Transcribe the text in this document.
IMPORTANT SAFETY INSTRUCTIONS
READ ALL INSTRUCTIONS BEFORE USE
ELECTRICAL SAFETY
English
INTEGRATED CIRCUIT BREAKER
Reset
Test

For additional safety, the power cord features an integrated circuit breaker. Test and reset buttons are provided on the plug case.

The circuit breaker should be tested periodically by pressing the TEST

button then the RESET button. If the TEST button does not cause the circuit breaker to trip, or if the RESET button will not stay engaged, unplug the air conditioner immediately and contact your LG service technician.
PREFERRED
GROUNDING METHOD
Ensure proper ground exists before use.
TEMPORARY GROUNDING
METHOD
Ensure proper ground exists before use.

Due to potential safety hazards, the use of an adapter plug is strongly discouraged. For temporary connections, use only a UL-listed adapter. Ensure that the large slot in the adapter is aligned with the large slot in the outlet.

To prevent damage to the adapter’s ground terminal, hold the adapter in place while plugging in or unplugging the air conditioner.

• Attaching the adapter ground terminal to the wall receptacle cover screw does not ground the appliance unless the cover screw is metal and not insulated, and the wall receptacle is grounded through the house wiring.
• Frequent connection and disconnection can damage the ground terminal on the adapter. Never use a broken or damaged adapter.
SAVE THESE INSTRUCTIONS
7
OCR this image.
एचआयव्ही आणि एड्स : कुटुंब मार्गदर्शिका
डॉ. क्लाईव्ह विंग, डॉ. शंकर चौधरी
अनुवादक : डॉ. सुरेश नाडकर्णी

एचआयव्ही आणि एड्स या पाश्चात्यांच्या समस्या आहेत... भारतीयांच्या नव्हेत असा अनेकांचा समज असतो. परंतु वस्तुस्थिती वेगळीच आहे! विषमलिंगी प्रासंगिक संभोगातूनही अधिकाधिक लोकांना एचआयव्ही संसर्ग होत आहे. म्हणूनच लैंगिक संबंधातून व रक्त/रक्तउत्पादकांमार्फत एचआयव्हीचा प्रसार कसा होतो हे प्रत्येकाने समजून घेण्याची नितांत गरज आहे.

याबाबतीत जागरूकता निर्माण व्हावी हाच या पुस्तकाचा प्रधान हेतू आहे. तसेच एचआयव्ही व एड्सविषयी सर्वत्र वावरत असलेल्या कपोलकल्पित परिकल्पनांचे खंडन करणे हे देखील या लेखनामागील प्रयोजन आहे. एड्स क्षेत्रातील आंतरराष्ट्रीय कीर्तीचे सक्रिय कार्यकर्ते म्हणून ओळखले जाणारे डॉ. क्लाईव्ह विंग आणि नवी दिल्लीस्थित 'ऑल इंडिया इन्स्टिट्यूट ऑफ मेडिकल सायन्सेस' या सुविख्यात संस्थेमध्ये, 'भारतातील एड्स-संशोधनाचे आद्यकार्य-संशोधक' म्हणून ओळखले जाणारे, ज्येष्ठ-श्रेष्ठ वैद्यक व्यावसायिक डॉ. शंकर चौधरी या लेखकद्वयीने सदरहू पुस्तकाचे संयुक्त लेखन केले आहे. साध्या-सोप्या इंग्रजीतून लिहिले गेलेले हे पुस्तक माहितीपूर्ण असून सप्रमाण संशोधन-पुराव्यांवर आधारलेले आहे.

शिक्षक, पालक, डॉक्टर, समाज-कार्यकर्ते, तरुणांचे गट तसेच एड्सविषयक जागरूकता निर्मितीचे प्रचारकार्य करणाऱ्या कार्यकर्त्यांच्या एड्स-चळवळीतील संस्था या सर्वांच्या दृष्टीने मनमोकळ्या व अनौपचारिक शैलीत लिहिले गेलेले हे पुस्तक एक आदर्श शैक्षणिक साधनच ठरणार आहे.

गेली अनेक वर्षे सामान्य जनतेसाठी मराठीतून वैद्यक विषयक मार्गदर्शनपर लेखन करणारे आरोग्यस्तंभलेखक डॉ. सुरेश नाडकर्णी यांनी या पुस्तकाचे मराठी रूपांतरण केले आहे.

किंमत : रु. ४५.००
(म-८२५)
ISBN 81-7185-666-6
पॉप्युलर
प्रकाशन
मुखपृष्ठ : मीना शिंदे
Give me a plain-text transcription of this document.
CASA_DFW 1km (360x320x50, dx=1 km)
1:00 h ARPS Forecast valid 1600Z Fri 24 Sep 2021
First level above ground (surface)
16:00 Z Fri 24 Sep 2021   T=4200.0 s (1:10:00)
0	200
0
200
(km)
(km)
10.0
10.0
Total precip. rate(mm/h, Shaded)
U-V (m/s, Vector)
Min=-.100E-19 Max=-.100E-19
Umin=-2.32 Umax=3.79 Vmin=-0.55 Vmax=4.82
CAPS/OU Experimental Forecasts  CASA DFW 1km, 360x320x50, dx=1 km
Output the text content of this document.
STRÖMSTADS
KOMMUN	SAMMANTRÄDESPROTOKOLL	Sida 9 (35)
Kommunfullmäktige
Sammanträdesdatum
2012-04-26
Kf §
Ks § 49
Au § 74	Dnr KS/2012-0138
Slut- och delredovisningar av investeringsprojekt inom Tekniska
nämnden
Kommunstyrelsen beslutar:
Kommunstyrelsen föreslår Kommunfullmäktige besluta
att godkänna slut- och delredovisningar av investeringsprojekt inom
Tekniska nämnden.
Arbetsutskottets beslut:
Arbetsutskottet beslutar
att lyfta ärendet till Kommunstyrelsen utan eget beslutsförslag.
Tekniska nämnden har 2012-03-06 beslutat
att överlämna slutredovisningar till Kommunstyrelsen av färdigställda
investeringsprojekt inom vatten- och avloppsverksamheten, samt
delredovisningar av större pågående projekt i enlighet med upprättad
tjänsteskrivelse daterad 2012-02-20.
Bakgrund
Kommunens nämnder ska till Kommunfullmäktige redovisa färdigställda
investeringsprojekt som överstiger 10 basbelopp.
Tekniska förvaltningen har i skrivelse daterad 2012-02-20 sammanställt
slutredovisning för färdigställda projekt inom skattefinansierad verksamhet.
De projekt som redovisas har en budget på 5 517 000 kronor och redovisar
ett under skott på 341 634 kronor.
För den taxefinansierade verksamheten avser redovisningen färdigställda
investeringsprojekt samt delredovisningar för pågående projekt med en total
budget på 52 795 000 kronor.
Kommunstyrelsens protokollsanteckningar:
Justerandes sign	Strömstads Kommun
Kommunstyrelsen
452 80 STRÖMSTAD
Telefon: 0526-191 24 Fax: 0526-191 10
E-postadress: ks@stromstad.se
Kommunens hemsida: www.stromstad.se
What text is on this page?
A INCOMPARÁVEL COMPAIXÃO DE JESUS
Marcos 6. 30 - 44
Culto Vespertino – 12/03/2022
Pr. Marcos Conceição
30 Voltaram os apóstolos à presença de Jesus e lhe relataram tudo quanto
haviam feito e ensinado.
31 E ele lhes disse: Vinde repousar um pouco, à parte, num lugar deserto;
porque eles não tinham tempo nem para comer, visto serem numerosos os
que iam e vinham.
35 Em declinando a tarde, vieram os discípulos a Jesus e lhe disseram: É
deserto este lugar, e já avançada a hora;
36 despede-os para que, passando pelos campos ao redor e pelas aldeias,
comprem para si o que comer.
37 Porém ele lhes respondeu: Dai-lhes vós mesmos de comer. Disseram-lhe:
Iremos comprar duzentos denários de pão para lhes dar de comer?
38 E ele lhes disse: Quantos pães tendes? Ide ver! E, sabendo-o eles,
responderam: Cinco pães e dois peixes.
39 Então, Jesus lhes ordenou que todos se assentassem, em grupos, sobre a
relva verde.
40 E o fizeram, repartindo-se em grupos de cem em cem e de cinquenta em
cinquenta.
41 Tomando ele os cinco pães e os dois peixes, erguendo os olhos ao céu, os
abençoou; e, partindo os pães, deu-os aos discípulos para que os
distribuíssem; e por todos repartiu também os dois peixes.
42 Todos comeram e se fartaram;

::::::

_TASK STATEMENT:_ Retype the records in full. Keep every line identical to the original.

_REPLY:_
Transcribe the text in this document.
IMPORTANT SAFETY INSTRUCTIONS
READ ALL INSTRUCTIONS BEFORE USE
ELECTRICAL SAFETY
English
INTEGRATED CIRCUIT BREAKER
Reset
Test

For additional safety, the power cord features an integrated circuit breaker. Test and reset buttons are provided on the plug case.

The circuit breaker should be tested periodically by pressing the TEST

button then the RESET button. If the TEST button does not cause the circuit breaker to trip, or if the RESET button will not stay engaged, unplug the air conditioner immediately and contact your LG service technician.
PREFERRED
GROUNDING METHOD
Ensure proper ground exists before use.
TEMPORARY GROUNDING
METHOD
Ensure proper ground exists before use.

Due to potential safety hazards, the use of an adapter plug is strongly discouraged. For temporary connections, use only a UL-listed adapter. Ensure that the large slot in the adapter is aligned with the large slot in the outlet.

To prevent damage to the adapter’s ground terminal, hold the adapter in place while plugging in or unplugging the air conditioner.

• Attaching the adapter ground terminal to the wall receptacle cover screw does not ground the appliance unless the cover screw is metal and not insulated, and the wall receptacle is grounded through the house wiring.
• Frequent connection and disconnection can damage the ground terminal on the adapter. Never use a broken or damaged adapter.
SAVE THESE INSTRUCTIONS
7
OCR this image.
एचआयव्ही आणि एड्स : कुटुंब मार्गदर्शिका
डॉ. क्लाईव्ह विंग, डॉ. शंकर चौधरी
अनुवादक : डॉ. सुरेश नाडकर्णी

एचआयव्ही आणि एड्स या पाश्चात्यांच्या समस्या आहेत... भारतीयांच्या नव्हेत असा अनेकांचा समज असतो. परंतु वस्तुस्थिती वेगळीच आहे! विषमलिंगी प्रासंगिक संभोगातूनही अधिकाधिक लोकांना एचआयव्ही संसर्ग होत आहे. म्हणूनच लैंगिक संबंधातून व रक्त/रक्तउत्पादकांमार्फत एचआयव्हीचा प्रसार कसा होतो हे प्रत्येकाने समजून घेण्याची नितांत गरज आहे.

याबाबतीत जागरूकता निर्माण व्हावी हाच या पुस्तकाचा प्रधान हेतू आहे. तसेच एचआयव्ही व एड्सविषयी सर्वत्र वावरत असलेल्या कपोलकल्पित परिकल्पनांचे खंडन करणे हे देखील या लेखनामागील प्रयोजन आहे. एड्स क्षेत्रातील आंतरराष्ट्रीय कीर्तीचे सक्रिय कार्यकर्ते म्हणून ओळखले जाणारे डॉ. क्लाईव्ह विंग आणि नवी दिल्लीस्थित 'ऑल इंडिया इन्स्टिट्यूट ऑफ मेडिकल सायन्सेस' या सुविख्यात संस्थेमध्ये, 'भारतातील एड्स-संशोधनाचे आद्यकार्य-संशोधक' म्हणून ओळखले जाणारे, ज्येष्ठ-श्रेष्ठ वैद्यक व्यावसायिक डॉ. शंकर चौधरी या लेखकद्वयीने सदरहू पुस्तकाचे संयुक्त लेखन केले आहे. साध्या-सोप्या इंग्रजीतून लिहिले गेलेले हे पुस्तक माहितीपूर्ण असून सप्रमाण संशोधन-पुराव्यांवर आधारलेले आहे.

शिक्षक, पालक, डॉक्टर, समाज-कार्यकर्ते, तरुणांचे गट तसेच एड्सविषयक जागरूकता निर्मितीचे प्रचारकार्य करणाऱ्या कार्यकर्त्यांच्या एड्स-चळवळीतील संस्था या सर्वांच्या दृष्टीने मनमोकळ्या व अनौपचारिक शैलीत लिहिले गेलेले हे पुस्तक एक आदर्श शैक्षणिक साधनच ठरणार आहे.

गेली अनेक वर्षे सामान्य जनतेसाठी मराठीतून वैद्यक विषयक मार्गदर्शनपर लेखन करणारे आरोग्यस्तंभलेखक डॉ. सुरेश नाडकर्णी यांनी या पुस्तकाचे मराठी रूपांतरण केले आहे.

किंमत : रु. ४५.००
(म-८२५)
ISBN 81-7185-666-6
पॉप्युलर
प्रकाशन
मुखपृष्ठ : मीना शिंदे
Give me a plain-text transcription of this document.
CASA_DFW 1km (360x320x50, dx=1 km)
1:00 h ARPS Forecast valid 1600Z Fri 24 Sep 2021
First level above ground (surface)
16:00 Z Fri 24 Sep 2021   T=4200.0 s (1:10:00)
0	200
0
200
(km)
(km)
10.0
10.0
Total precip. rate(mm/h, Shaded)
U-V (m/s, Vector)
Min=-.100E-19 Max=-.100E-19
Umin=-2.32 Umax=3.79 Vmin=-0.55 Vmax=4.82
CAPS/OU Experimental Forecasts  CASA DFW 1km, 360x320x50, dx=1 km
Output the text content of this document.
STRÖMSTADS
KOMMUN	SAMMANTRÄDESPROTOKOLL	Sida 9 (35)
Kommunfullmäktige
Sammanträdesdatum
2012-04-26
Kf §
Ks § 49
Au § 74	Dnr KS/2012-0138
Slut- och delredovisningar av investeringsprojekt inom Tekniska
nämnden
Kommunstyrelsen beslutar:
Kommunstyrelsen föreslår Kommunfullmäktige besluta
att godkänna slut- och delredovisningar av investeringsprojekt inom
Tekniska nämnden.
Arbetsutskottets beslut:
Arbetsutskottet beslutar
att lyfta ärendet till Kommunstyrelsen utan eget beslutsförslag.
Tekniska nämnden har 2012-03-06 beslutat
att överlämna slutredovisningar till Kommunstyrelsen av färdigställda
investeringsprojekt inom vatten- och avloppsverksamheten, samt
delredovisningar av större pågående projekt i enlighet med upprättad
tjänsteskrivelse daterad 2012-02-20.
Bakgrund
Kommunens nämnder ska till Kommunfullmäktige redovisa färdigställda
investeringsprojekt som överstiger 10 basbelopp.
Tekniska förvaltningen har i skrivelse daterad 2012-02-20 sammanställt
slutredovisning för färdigställda projekt inom skattefinansierad verksamhet.
De projekt som redovisas har en budget på 5 517 000 kronor och redovisar
ett under skott på 341 634 kronor.
För den taxefinansierade verksamheten avser redovisningen färdigställda
investeringsprojekt samt delredovisningar för pågående projekt med en total
budget på 52 795 000 kronor.
Kommunstyrelsens protokollsanteckningar:
Justerandes sign	Strömstads Kommun
Kommunstyrelsen
452 80 STRÖMSTAD
Telefon: 0526-191 24 Fax: 0526-191 10
E-postadress: ks@stromstad.se
Kommunens hemsida: www.stromstad.se
What text is on this page?
A INCOMPARÁVEL COMPAIXÃO DE JESUS
Marcos 6. 30 - 44
Culto Vespertino – 12/03/2022
Pr. Marcos Conceição
30 Voltaram os apóstolos à presença de Jesus e lhe relataram tudo quanto
haviam feito e ensinado.
31 E ele lhes disse: Vinde repousar um pouco, à parte, num lugar deserto;
porque eles não tinham tempo nem para comer, visto serem numerosos os
que iam e vinham.
35 Em declinando a tarde, vieram os discípulos a Jesus e lhe disseram: É
deserto este lugar, e já avançada a hora;
36 despede-os para que, passando pelos campos ao redor e pelas aldeias,
comprem para si o que comer.
37 Porém ele lhes respondeu: Dai-lhes vós mesmos de comer. Disseram-lhe:
Iremos comprar duzentos denários de pão para lhes dar de comer?
38 E ele lhes disse: Quantos pães tendes? Ide ver! E, sabendo-o eles,
responderam: Cinco pães e dois peixes.
39 Então, Jesus lhes ordenou que todos se assentassem, em grupos, sobre a
relva verde.
40 E o fizeram, repartindo-se em grupos de cem em cem e de cinquenta em
cinquenta.
41 Tomando ele os cinco pães e os dois peixes, erguendo os olhos ao céu, os
abençoou; e, partindo os pães, deu-os aos discípulos para que os
distribuíssem; e por todos repartiu também os dois peixes.
42 Todos comeram e se fartaram;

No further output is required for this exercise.